══ MATERIAL FOR THIS EXERCISE ══

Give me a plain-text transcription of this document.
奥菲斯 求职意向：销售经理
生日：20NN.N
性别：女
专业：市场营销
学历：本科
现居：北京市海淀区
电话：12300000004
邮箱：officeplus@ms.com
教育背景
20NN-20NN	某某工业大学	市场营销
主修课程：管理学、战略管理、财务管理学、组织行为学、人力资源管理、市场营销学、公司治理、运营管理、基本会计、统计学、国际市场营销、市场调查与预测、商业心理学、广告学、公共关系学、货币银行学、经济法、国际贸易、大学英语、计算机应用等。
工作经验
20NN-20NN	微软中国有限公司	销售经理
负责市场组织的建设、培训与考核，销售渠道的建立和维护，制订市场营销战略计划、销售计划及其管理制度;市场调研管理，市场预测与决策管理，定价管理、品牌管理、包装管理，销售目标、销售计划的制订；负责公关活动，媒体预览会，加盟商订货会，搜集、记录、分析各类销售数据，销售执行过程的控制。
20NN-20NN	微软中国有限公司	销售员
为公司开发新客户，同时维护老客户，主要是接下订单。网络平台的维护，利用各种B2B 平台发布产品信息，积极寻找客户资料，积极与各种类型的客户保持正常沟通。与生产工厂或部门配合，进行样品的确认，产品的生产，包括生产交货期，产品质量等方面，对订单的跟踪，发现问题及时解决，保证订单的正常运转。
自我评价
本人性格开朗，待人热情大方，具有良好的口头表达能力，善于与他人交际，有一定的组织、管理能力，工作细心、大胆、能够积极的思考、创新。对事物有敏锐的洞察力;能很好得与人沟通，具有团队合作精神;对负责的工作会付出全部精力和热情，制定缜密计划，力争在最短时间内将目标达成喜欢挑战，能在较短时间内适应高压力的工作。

═══

> _WORK TO DO_: Restate the data above word for word, please.

> _SOLUTION TO THE EXERCISE_:
Give me a plain-text transcription of this document.
奥菲斯 求职意向：销售经理
生日：20NN.N
性别：女
专业：市场营销
学历：本科
现居：北京市海淀区
电话：12300000004
邮箱：officeplus@ms.com
教育背景
20NN-20NN	某某工业大学	市场营销
主修课程：管理学、战略管理、财务管理学、组织行为学、人力资源管理、市场营销学、公司治理、运营管理、基本会计、统计学、国际市场营销、市场调查与预测、商业心理学、广告学、公共关系学、货币银行学、经济法、国际贸易、大学英语、计算机应用等。
工作经验
20NN-20NN	微软中国有限公司	销售经理
负责市场组织的建设、培训与考核，销售渠道的建立和维护，制订市场营销战略计划、销售计划及其管理制度;市场调研管理，市场预测与决策管理，定价管理、品牌管理、包装管理，销售目标、销售计划的制订；负责公关活动，媒体预览会，加盟商订货会，搜集、记录、分析各类销售数据，销售执行过程的控制。
20NN-20NN	微软中国有限公司	销售员
为公司开发新客户，同时维护老客户，主要是接下订单。网络平台的维护，利用各种B2B 平台发布产品信息，积极寻找客户资料，积极与各种类型的客户保持正常沟通。与生产工厂或部门配合，进行样品的确认，产品的生产，包括生产交货期，产品质量等方面，对订单的跟踪，发现问题及时解决，保证订单的正常运转。
自我评价
本人性格开朗，待人热情大方，具有良好的口头表达能力，善于与他人交际，有一定的组织、管理能力，工作细心、大胆、能够积极的思考、创新。对事物有敏锐的洞察力;能很好得与人沟通，具有团队合作精神;对负责的工作会付出全部精力和热情，制定缜密计划，力争在最短时间内将目标达成喜欢挑战，能在较短时间内适应高压力的工作。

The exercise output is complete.